= Input material =
** Begin **

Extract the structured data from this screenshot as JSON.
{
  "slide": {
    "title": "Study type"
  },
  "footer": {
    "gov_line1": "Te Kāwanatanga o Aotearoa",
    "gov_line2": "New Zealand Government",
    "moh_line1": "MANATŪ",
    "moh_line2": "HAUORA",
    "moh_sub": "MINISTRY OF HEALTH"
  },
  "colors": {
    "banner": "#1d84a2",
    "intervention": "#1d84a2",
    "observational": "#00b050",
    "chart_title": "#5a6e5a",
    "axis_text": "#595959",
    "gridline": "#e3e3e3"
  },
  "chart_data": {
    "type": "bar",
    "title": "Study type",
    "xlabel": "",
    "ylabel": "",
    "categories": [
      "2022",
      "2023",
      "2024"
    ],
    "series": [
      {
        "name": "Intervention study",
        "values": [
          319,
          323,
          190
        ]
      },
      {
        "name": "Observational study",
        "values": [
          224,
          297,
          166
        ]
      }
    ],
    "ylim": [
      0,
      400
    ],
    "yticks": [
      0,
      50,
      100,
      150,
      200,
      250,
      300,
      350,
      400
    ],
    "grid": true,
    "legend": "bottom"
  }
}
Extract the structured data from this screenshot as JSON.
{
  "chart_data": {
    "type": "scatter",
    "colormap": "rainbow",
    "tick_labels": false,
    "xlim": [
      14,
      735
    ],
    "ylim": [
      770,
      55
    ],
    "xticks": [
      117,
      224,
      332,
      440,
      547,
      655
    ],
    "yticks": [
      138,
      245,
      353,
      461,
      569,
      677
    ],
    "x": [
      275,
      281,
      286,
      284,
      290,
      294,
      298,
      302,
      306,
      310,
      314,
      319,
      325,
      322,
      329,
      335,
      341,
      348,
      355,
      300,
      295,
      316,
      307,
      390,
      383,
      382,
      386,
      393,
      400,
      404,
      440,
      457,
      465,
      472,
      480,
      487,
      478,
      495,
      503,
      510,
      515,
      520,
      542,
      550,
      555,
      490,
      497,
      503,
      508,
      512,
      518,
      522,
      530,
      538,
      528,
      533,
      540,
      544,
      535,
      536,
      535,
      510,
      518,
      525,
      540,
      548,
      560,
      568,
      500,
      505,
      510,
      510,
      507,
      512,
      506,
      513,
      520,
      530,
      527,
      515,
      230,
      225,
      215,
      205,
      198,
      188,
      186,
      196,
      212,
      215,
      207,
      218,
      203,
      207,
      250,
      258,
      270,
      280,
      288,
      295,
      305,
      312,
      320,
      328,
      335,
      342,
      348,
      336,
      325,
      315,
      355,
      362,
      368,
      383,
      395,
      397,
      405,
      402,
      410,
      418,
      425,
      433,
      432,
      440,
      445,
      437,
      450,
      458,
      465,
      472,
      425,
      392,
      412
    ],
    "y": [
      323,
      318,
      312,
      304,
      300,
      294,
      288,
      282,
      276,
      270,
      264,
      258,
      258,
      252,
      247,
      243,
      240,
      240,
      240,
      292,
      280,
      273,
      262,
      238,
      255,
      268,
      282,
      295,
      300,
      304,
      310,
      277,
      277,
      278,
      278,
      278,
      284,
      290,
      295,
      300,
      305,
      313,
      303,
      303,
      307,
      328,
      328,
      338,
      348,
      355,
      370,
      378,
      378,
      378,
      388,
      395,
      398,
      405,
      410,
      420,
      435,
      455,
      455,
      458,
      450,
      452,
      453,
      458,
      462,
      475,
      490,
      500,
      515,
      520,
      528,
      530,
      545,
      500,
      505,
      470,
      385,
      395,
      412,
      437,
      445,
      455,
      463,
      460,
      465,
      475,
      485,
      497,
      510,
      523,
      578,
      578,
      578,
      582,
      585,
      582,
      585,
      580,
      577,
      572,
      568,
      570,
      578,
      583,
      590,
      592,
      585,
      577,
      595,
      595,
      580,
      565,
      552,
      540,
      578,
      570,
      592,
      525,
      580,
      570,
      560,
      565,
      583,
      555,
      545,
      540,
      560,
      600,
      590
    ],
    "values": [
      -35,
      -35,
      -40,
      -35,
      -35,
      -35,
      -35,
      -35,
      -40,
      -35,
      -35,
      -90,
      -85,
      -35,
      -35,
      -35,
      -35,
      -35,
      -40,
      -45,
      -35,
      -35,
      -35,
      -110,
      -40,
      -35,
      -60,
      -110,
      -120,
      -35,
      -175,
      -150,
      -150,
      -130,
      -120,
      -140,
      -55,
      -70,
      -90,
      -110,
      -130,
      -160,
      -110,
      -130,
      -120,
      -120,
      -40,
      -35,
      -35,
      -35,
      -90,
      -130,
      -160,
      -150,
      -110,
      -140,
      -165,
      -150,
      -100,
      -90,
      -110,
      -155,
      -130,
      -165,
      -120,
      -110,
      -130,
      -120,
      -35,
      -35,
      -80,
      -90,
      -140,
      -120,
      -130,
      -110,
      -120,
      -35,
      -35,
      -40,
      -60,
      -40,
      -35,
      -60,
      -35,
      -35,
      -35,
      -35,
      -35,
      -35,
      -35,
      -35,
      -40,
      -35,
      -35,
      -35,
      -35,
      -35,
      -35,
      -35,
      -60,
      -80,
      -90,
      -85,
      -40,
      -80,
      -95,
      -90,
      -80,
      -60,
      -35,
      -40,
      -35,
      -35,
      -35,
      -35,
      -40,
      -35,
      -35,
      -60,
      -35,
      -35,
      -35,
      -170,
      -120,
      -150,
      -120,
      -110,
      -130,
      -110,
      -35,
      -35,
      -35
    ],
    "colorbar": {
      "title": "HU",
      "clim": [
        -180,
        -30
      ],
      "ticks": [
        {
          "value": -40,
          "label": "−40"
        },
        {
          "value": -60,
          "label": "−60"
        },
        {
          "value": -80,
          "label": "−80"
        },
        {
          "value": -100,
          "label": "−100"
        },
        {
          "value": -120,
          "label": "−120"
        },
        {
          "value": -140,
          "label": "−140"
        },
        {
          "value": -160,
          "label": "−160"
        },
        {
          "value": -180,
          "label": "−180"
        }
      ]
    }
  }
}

** End **

= Directions =
Look through the entries above and count each line holding "name"; report the count alone.

= Answer for the task =
2